Required work: Without the pictures, copy all the entries below exactly.

[Dataset records]
◇ ◇ ◇
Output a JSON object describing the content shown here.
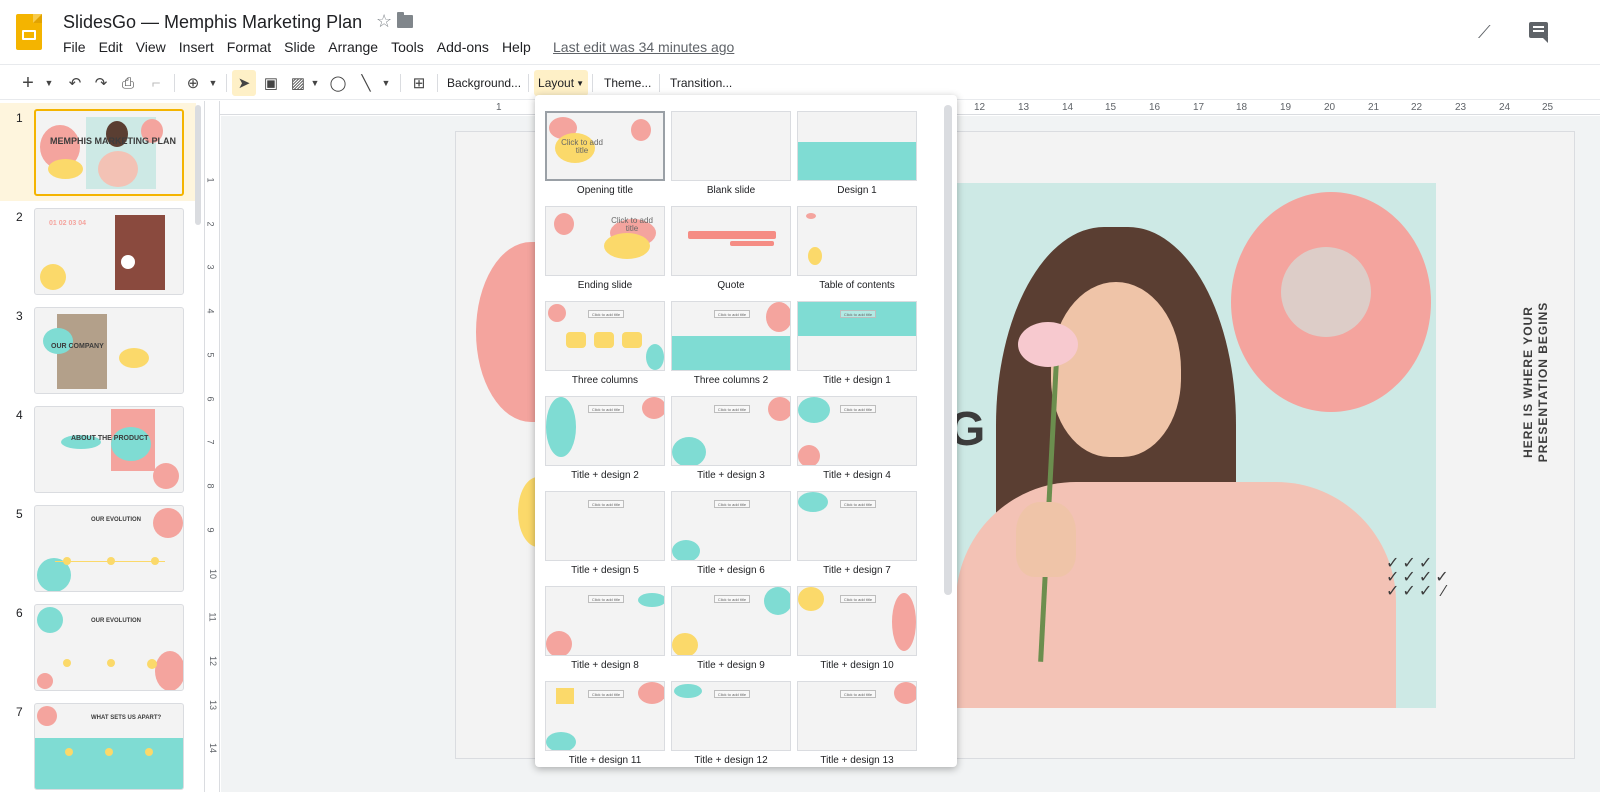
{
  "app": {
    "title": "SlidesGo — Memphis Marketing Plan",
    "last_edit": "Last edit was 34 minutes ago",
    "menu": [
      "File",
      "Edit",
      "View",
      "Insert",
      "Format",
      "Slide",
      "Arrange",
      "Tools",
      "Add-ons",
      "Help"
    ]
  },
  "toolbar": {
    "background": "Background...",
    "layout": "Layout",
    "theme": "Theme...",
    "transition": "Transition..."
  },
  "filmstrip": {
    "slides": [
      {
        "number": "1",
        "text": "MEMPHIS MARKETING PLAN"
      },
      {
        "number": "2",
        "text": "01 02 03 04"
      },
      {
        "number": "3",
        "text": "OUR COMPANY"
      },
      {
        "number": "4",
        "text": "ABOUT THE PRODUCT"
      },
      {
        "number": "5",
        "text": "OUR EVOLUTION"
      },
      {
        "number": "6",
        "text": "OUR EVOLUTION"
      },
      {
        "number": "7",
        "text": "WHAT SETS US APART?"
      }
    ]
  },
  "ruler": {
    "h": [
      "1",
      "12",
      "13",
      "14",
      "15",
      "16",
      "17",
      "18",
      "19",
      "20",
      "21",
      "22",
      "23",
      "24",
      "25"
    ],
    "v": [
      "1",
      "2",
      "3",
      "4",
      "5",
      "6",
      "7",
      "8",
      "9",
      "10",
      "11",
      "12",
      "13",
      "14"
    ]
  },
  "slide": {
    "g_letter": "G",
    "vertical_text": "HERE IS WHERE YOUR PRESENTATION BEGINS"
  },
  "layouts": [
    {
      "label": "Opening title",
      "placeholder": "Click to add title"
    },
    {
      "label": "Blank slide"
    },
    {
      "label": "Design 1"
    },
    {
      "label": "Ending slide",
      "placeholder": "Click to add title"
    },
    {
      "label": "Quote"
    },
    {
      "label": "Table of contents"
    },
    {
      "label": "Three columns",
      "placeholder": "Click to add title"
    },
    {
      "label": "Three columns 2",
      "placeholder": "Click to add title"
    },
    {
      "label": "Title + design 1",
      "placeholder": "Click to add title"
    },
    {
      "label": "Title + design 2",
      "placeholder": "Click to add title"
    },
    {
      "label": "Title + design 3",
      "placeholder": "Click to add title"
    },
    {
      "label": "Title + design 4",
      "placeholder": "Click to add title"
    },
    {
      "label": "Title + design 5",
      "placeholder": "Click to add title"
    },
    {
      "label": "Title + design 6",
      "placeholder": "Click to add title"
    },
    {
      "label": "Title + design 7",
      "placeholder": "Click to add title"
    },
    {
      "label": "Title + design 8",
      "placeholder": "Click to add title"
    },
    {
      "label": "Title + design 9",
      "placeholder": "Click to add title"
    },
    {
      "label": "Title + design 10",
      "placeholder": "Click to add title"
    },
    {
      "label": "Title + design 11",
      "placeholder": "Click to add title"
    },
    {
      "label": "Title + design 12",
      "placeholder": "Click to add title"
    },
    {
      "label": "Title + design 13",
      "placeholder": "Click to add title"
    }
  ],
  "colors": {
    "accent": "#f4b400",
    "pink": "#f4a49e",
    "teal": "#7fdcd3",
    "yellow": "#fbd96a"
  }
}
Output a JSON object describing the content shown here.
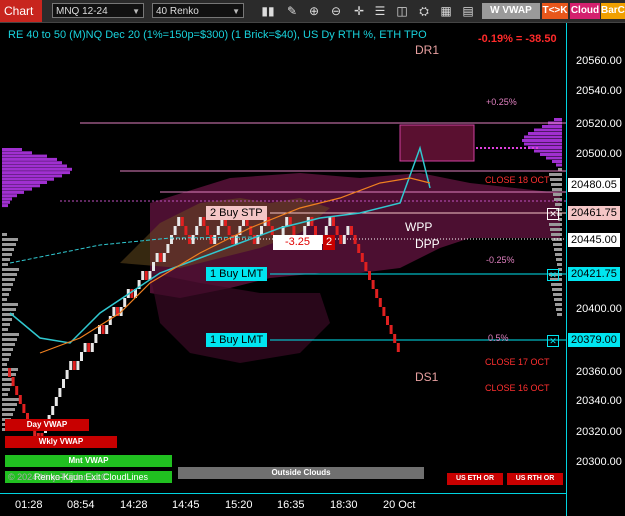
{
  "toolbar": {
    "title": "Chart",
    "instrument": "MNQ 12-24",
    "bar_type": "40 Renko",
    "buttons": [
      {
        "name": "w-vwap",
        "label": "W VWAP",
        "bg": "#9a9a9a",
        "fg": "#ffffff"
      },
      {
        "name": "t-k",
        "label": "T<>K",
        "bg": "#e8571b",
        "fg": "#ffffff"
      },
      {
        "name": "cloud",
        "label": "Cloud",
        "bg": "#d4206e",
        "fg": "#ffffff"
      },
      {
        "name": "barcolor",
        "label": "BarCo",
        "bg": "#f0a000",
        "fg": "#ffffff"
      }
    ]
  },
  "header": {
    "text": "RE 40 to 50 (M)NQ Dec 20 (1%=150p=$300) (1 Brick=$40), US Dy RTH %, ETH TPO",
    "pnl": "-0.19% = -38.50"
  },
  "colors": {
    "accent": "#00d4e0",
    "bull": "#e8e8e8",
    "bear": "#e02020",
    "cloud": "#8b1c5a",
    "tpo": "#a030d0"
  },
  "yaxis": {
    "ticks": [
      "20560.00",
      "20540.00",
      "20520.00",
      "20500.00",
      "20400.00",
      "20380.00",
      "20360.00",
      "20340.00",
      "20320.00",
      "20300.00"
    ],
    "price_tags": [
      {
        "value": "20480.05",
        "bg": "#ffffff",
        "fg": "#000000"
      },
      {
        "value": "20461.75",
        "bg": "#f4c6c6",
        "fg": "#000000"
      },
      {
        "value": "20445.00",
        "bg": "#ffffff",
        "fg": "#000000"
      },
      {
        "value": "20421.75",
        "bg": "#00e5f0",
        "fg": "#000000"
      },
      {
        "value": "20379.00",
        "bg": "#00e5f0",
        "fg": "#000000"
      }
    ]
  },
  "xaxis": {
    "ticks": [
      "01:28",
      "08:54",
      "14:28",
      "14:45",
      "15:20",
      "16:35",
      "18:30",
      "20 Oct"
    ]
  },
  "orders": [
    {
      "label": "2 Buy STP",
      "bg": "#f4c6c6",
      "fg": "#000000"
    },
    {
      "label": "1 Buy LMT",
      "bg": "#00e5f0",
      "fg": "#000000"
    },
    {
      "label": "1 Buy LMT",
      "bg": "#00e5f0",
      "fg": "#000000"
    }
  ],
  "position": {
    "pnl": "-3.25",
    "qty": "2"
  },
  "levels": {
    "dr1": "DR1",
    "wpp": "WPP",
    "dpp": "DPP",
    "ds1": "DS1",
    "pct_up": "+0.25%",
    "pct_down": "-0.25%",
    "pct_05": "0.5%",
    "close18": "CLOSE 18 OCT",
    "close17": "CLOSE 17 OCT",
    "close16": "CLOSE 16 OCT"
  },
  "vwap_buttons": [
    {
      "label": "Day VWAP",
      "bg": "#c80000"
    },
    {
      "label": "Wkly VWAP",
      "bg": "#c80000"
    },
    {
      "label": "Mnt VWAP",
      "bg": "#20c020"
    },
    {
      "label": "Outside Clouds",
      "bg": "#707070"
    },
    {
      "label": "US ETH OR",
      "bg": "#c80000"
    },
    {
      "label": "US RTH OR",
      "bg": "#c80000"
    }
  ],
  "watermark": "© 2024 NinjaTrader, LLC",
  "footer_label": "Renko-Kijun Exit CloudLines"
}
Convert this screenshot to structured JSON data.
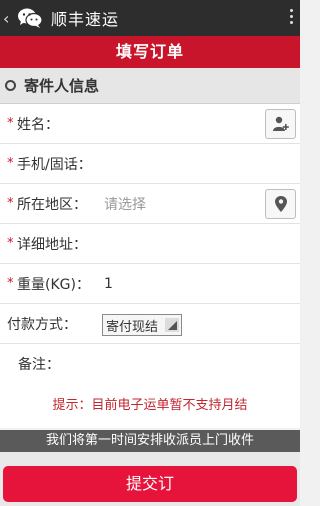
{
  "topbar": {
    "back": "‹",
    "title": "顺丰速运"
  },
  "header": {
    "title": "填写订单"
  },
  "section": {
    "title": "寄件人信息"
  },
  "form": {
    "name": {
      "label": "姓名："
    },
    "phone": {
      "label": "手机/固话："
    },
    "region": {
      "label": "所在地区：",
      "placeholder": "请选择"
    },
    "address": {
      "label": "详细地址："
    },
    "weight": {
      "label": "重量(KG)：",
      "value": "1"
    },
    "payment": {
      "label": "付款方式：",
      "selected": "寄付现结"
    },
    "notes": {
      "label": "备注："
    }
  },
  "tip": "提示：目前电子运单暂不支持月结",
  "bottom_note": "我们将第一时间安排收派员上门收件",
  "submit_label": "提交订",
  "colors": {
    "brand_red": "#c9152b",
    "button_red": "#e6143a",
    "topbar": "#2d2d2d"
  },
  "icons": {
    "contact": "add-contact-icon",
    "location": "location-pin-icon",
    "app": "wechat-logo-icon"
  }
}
◇ ◇ ◇
Right answer:
Output a JSON object describing the content shown here.
{
  "app": {
    "title": "SlidesGo — Memphis Marketing Plan",
    "last_edit": "Last edit was 34 minutes ago",
    "menu": [
      "File",
      "Edit",
      "View",
      "Insert",
      "Format",
      "Slide",
      "Arrange",
      "Tools",
      "Add-ons",
      "Help"
    ]
  },
  "toolbar": {
    "background": "Background...",
    "layout": "Layout",
    "theme": "Theme...",
    "transition": "Transition..."
  },
  "filmstrip": {
    "slides": [
      {
        "number": "1",
        "text": "MEMPHIS MARKETING PLAN"
      },
      {
        "number": "2",
        "text": "01 02 03 04"
      },
      {
        "number": "3",
        "text": "OUR COMPANY"
      },
      {
        "number": "4",
        "text": "ABOUT THE PRODUCT"
      },
      {
        "number": "5",
        "text": "OUR EVOLUTION"
      },
      {
        "number": "6",
        "text": "OUR EVOLUTION"
      },
      {
        "number": "7",
        "text": "WHAT SETS US APART?"
      }
    ]
  },
  "ruler": {
    "h": [
      "1",
      "12",
      "13",
      "14",
      "15",
      "16",
      "17",
      "18",
      "19",
      "20",
      "21",
      "22",
      "23",
      "24",
      "25"
    ],
    "v": [
      "1",
      "2",
      "3",
      "4",
      "5",
      "6",
      "7",
      "8",
      "9",
      "10",
      "11",
      "12",
      "13",
      "14"
    ]
  },
  "slide": {
    "g_letter": "G",
    "vertical_text": "HERE IS WHERE YOUR PRESENTATION BEGINS"
  },
  "layouts": [
    {
      "label": "Opening title",
      "placeholder": "Click to add title"
    },
    {
      "label": "Blank slide"
    },
    {
      "label": "Design 1"
    },
    {
      "label": "Ending slide",
      "placeholder": "Click to add title"
    },
    {
      "label": "Quote"
    },
    {
      "label": "Table of contents"
    },
    {
      "label": "Three columns",
      "placeholder": "Click to add title"
    },
    {
      "label": "Three columns 2",
      "placeholder": "Click to add title"
    },
    {
      "label": "Title + design 1",
      "placeholder": "Click to add title"
    },
    {
      "label": "Title + design 2",
      "placeholder": "Click to add title"
    },
    {
      "label": "Title + design 3",
      "placeholder": "Click to add title"
    },
    {
      "label": "Title + design 4",
      "placeholder": "Click to add title"
    },
    {
      "label": "Title + design 5",
      "placeholder": "Click to add title"
    },
    {
      "label": "Title + design 6",
      "placeholder": "Click to add title"
    },
    {
      "label": "Title + design 7",
      "placeholder": "Click to add title"
    },
    {
      "label": "Title + design 8",
      "placeholder": "Click to add title"
    },
    {
      "label": "Title + design 9",
      "placeholder": "Click to add title"
    },
    {
      "label": "Title + design 10",
      "placeholder": "Click to add title"
    },
    {
      "label": "Title + design 11",
      "placeholder": "Click to add title"
    },
    {
      "label": "Title + design 12",
      "placeholder": "Click to add title"
    },
    {
      "label": "Title + design 13",
      "placeholder": "Click to add title"
    }
  ],
  "colors": {
    "accent": "#f4b400",
    "pink": "#f4a49e",
    "teal": "#7fdcd3",
    "yellow": "#fbd96a"
  }
}
Output a JSON object describing the content shown here.
{
  "toolbar": {
    "title": "Chart",
    "instrument": "MNQ 12-24",
    "bar_type": "40 Renko",
    "buttons": [
      {
        "name": "w-vwap",
        "label": "W VWAP",
        "bg": "#9a9a9a",
        "fg": "#ffffff"
      },
      {
        "name": "t-k",
        "label": "T<>K",
        "bg": "#e8571b",
        "fg": "#ffffff"
      },
      {
        "name": "cloud",
        "label": "Cloud",
        "bg": "#d4206e",
        "fg": "#ffffff"
      },
      {
        "name": "barcolor",
        "label": "BarCo",
        "bg": "#f0a000",
        "fg": "#ffffff"
      }
    ]
  },
  "header": {
    "text": "RE 40 to 50 (M)NQ Dec 20 (1%=150p=$300) (1 Brick=$40), US Dy RTH %, ETH TPO",
    "pnl": "-0.19% = -38.50"
  },
  "colors": {
    "accent": "#00d4e0",
    "bull": "#e8e8e8",
    "bear": "#e02020",
    "cloud": "#8b1c5a",
    "tpo": "#a030d0"
  },
  "yaxis": {
    "ticks": [
      "20560.00",
      "20540.00",
      "20520.00",
      "20500.00",
      "20400.00",
      "20380.00",
      "20360.00",
      "20340.00",
      "20320.00",
      "20300.00"
    ],
    "price_tags": [
      {
        "value": "20480.05",
        "bg": "#ffffff",
        "fg": "#000000"
      },
      {
        "value": "20461.75",
        "bg": "#f4c6c6",
        "fg": "#000000"
      },
      {
        "value": "20445.00",
        "bg": "#ffffff",
        "fg": "#000000"
      },
      {
        "value": "20421.75",
        "bg": "#00e5f0",
        "fg": "#000000"
      },
      {
        "value": "20379.00",
        "bg": "#00e5f0",
        "fg": "#000000"
      }
    ]
  },
  "xaxis": {
    "ticks": [
      "01:28",
      "08:54",
      "14:28",
      "14:45",
      "15:20",
      "16:35",
      "18:30",
      "20 Oct"
    ]
  },
  "orders": [
    {
      "label": "2 Buy STP",
      "bg": "#f4c6c6",
      "fg": "#000000"
    },
    {
      "label": "1 Buy LMT",
      "bg": "#00e5f0",
      "fg": "#000000"
    },
    {
      "label": "1 Buy LMT",
      "bg": "#00e5f0",
      "fg": "#000000"
    }
  ],
  "position": {
    "pnl": "-3.25",
    "qty": "2"
  },
  "levels": {
    "dr1": "DR1",
    "wpp": "WPP",
    "dpp": "DPP",
    "ds1": "DS1",
    "pct_up": "+0.25%",
    "pct_down": "-0.25%",
    "pct_05": "0.5%",
    "close18": "CLOSE 18 OCT",
    "close17": "CLOSE 17 OCT",
    "close16": "CLOSE 16 OCT"
  },
  "vwap_buttons": [
    {
      "label": "Day VWAP",
      "bg": "#c80000"
    },
    {
      "label": "Wkly VWAP",
      "bg": "#c80000"
    },
    {
      "label": "Mnt VWAP",
      "bg": "#20c020"
    },
    {
      "label": "Outside Clouds",
      "bg": "#707070"
    },
    {
      "label": "US ETH OR",
      "bg": "#c80000"
    },
    {
      "label": "US RTH OR",
      "bg": "#c80000"
    }
  ],
  "watermark": "© 2024 NinjaTrader, LLC",
  "footer_label": "Renko-Kijun Exit CloudLines"
}
Convert this screenshot to structured JSON data.
{
  "topbar": {
    "back": "‹",
    "title": "顺丰速运"
  },
  "header": {
    "title": "填写订单"
  },
  "section": {
    "title": "寄件人信息"
  },
  "form": {
    "name": {
      "label": "姓名："
    },
    "phone": {
      "label": "手机/固话："
    },
    "region": {
      "label": "所在地区：",
      "placeholder": "请选择"
    },
    "address": {
      "label": "详细地址："
    },
    "weight": {
      "label": "重量(KG)：",
      "value": "1"
    },
    "payment": {
      "label": "付款方式：",
      "selected": "寄付现结"
    },
    "notes": {
      "label": "备注："
    }
  },
  "tip": "提示：目前电子运单暂不支持月结",
  "bottom_note": "我们将第一时间安排收派员上门收件",
  "submit_label": "提交订",
  "colors": {
    "brand_red": "#c9152b",
    "button_red": "#e6143a",
    "topbar": "#2d2d2d"
  },
  "icons": {
    "contact": "add-contact-icon",
    "location": "location-pin-icon",
    "app": "wechat-logo-icon"
  }
}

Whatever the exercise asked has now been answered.